[Items from a data source]
* Start *

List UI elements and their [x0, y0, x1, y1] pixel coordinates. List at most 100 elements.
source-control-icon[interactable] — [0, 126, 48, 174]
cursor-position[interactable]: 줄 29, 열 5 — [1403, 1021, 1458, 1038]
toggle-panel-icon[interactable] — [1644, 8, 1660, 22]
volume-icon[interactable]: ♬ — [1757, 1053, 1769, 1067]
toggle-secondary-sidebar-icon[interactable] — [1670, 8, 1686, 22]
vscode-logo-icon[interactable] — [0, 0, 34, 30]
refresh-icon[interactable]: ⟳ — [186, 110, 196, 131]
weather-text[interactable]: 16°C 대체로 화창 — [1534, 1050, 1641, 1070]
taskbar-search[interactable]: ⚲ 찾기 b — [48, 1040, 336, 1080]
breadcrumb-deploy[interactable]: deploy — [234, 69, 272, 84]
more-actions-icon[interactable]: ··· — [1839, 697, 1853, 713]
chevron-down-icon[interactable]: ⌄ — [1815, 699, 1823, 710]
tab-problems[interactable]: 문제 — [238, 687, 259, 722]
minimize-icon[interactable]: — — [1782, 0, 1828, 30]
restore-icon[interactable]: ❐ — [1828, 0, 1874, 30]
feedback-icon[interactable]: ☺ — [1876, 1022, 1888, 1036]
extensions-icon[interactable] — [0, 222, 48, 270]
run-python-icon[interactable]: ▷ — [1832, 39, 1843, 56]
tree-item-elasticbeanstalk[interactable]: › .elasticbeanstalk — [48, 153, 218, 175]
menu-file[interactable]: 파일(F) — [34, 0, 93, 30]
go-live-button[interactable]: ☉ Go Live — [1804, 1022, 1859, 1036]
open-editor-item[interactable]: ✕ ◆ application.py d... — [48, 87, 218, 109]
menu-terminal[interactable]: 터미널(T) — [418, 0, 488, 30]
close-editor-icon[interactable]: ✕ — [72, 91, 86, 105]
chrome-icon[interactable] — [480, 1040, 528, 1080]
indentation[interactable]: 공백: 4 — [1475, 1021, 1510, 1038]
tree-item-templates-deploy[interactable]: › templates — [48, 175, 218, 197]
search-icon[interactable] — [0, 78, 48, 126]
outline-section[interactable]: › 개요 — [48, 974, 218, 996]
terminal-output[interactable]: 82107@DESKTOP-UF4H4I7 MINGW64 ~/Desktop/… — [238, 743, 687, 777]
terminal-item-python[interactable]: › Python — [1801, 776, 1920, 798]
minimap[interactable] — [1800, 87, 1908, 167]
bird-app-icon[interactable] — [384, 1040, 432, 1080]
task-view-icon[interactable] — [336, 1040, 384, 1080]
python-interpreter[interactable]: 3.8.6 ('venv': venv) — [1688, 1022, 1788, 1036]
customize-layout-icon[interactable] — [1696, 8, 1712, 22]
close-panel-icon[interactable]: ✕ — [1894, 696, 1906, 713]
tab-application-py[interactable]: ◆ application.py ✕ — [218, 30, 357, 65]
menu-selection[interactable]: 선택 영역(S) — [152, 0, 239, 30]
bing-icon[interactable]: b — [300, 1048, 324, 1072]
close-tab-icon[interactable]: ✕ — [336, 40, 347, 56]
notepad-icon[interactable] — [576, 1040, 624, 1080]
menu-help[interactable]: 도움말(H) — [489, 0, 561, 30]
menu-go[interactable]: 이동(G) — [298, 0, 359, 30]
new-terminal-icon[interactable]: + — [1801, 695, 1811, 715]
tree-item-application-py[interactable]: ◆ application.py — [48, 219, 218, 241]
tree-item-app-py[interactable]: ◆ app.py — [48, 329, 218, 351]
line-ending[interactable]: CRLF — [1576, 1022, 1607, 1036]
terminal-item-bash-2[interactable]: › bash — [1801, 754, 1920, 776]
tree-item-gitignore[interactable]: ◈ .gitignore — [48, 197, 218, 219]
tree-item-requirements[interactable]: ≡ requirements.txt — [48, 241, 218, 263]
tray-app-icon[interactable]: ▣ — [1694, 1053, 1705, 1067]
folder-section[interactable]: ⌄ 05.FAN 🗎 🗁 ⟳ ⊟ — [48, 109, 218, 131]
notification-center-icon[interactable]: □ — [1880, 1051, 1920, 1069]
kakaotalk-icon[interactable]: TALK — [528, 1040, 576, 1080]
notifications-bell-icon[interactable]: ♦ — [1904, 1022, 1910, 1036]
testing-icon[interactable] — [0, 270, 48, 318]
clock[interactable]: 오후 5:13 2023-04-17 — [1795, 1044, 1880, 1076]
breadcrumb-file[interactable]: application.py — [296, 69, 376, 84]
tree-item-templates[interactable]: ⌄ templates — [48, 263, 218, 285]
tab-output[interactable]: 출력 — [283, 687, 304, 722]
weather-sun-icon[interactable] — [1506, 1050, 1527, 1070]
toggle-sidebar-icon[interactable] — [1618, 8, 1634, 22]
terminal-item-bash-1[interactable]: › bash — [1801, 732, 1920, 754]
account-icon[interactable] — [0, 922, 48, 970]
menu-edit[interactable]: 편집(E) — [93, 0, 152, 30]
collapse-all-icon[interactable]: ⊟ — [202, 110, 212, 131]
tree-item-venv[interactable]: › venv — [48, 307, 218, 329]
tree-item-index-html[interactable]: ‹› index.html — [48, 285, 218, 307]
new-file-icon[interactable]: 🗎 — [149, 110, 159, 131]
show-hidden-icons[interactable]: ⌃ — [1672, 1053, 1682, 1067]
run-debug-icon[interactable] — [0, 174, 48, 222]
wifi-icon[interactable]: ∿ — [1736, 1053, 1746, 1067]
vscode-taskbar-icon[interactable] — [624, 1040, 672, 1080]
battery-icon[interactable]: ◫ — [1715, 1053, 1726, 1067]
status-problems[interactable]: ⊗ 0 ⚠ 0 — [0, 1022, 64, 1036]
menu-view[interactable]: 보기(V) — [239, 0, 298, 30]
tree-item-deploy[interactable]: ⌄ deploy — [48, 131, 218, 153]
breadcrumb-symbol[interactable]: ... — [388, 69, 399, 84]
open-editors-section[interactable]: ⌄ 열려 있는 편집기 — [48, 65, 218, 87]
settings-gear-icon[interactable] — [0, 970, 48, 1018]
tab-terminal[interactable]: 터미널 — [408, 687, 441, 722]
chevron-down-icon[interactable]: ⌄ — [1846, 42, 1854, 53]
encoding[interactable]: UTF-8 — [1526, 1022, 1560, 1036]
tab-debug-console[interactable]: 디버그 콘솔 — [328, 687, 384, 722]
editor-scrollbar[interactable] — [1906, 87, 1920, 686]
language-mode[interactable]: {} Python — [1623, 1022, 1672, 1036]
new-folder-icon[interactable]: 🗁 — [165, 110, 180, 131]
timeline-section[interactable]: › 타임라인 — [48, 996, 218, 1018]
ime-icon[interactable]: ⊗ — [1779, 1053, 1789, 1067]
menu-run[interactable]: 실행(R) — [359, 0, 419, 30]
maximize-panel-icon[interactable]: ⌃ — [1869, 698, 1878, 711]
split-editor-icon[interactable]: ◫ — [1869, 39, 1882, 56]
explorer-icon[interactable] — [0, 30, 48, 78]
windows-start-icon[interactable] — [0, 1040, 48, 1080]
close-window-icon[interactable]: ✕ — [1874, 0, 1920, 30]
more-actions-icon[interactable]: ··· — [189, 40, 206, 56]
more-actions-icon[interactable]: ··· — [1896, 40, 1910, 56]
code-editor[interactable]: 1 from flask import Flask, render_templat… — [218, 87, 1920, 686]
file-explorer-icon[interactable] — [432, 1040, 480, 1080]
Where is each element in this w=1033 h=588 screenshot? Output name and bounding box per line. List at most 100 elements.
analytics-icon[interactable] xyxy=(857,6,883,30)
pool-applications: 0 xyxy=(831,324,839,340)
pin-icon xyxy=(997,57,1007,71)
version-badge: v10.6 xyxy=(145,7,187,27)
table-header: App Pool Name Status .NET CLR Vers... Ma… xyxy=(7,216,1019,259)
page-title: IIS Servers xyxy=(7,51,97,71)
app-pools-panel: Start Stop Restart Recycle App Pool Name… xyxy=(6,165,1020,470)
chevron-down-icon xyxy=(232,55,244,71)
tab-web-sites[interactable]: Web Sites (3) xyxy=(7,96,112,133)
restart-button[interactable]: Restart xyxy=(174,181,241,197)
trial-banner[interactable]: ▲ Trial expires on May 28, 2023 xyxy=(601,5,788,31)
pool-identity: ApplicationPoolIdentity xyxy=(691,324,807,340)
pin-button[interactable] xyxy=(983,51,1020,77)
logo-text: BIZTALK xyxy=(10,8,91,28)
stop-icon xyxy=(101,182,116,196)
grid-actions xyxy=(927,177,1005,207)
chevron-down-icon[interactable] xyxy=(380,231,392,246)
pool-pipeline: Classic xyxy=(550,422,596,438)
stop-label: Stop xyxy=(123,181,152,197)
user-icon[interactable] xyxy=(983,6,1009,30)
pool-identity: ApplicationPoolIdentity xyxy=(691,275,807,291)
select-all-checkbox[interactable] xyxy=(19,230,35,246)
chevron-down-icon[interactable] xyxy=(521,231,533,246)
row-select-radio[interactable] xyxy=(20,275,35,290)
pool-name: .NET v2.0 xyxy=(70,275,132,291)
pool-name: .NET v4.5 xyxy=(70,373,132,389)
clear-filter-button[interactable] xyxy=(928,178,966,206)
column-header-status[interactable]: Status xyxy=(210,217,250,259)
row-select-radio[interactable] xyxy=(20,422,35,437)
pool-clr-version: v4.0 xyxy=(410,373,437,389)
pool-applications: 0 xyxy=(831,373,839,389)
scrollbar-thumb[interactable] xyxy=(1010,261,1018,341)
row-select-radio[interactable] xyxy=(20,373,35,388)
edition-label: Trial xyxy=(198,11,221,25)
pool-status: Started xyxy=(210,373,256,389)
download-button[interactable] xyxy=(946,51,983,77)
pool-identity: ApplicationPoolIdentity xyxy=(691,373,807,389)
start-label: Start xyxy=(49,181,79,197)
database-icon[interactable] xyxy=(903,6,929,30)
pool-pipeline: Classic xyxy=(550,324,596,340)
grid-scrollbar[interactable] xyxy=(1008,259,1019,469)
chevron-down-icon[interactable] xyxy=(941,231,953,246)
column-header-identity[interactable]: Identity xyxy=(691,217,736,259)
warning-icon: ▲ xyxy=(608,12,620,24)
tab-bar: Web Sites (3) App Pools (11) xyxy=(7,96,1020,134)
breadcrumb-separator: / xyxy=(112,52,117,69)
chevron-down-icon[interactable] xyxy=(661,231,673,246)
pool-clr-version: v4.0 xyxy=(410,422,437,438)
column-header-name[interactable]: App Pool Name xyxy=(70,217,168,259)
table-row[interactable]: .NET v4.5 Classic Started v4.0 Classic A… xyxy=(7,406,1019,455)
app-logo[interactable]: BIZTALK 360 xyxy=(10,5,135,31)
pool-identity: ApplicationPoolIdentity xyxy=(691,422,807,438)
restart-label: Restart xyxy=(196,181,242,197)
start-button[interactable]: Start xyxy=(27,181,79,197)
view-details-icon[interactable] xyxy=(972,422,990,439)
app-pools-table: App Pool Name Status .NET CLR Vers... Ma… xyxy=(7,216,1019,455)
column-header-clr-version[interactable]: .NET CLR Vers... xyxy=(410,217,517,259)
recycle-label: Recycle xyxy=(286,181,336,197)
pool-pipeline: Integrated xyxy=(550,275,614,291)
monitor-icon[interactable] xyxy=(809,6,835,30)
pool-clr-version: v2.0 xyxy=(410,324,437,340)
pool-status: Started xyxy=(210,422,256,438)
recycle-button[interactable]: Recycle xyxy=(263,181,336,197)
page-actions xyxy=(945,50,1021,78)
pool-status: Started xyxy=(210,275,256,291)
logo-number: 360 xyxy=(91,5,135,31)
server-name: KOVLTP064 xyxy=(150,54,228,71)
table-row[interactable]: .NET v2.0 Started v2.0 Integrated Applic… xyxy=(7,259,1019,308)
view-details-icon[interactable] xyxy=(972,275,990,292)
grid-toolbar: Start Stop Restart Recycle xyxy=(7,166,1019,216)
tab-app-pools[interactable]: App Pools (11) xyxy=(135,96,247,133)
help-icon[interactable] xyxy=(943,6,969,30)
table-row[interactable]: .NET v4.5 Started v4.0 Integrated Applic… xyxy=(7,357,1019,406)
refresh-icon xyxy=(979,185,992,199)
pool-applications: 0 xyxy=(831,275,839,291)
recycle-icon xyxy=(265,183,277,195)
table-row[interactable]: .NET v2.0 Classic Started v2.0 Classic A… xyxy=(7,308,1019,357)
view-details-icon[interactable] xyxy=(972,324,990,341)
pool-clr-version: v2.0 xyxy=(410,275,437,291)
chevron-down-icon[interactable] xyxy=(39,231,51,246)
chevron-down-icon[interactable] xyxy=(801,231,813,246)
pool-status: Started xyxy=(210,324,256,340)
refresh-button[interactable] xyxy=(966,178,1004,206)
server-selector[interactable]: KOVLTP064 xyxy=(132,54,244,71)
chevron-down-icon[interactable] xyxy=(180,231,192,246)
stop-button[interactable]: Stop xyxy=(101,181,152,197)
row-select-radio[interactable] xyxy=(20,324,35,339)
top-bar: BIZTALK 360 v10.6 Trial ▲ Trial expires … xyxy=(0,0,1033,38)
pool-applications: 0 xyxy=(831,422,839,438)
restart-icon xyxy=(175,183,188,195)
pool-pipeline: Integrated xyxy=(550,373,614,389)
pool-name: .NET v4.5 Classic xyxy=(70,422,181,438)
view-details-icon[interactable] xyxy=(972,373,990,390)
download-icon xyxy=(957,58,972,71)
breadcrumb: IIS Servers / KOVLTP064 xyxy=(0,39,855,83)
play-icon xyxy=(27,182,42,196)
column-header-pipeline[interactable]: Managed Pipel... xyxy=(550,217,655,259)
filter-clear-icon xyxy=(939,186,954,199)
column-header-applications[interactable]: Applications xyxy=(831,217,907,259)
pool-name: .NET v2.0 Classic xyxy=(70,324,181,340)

* End *

Task: Could you rename "weather-text" to "weather-label" in the stretch of items from the start through the line containing "tab-problems[interactable]: 문제 —", reproducing those lines with everything else unchanged?

The result:
List UI elements and their [x0, y0, x1, y1] pixel coordinates. List at most 100 elements.
source-control-icon[interactable] — [0, 126, 48, 174]
cursor-position[interactable]: 줄 29, 열 5 — [1403, 1021, 1458, 1038]
toggle-panel-icon[interactable] — [1644, 8, 1660, 22]
volume-icon[interactable]: ♬ — [1757, 1053, 1769, 1067]
toggle-secondary-sidebar-icon[interactable] — [1670, 8, 1686, 22]
vscode-logo-icon[interactable] — [0, 0, 34, 30]
refresh-icon[interactable]: ⟳ — [186, 110, 196, 131]
weather-label[interactable]: 16°C 대체로 화창 — [1534, 1050, 1641, 1070]
taskbar-search[interactable]: ⚲ 찾기 b — [48, 1040, 336, 1080]
breadcrumb-deploy[interactable]: deploy — [234, 69, 272, 84]
more-actions-icon[interactable]: ··· — [1839, 697, 1853, 713]
chevron-down-icon[interactable]: ⌄ — [1815, 699, 1823, 710]
tab-problems[interactable]: 문제 — [238, 687, 259, 722]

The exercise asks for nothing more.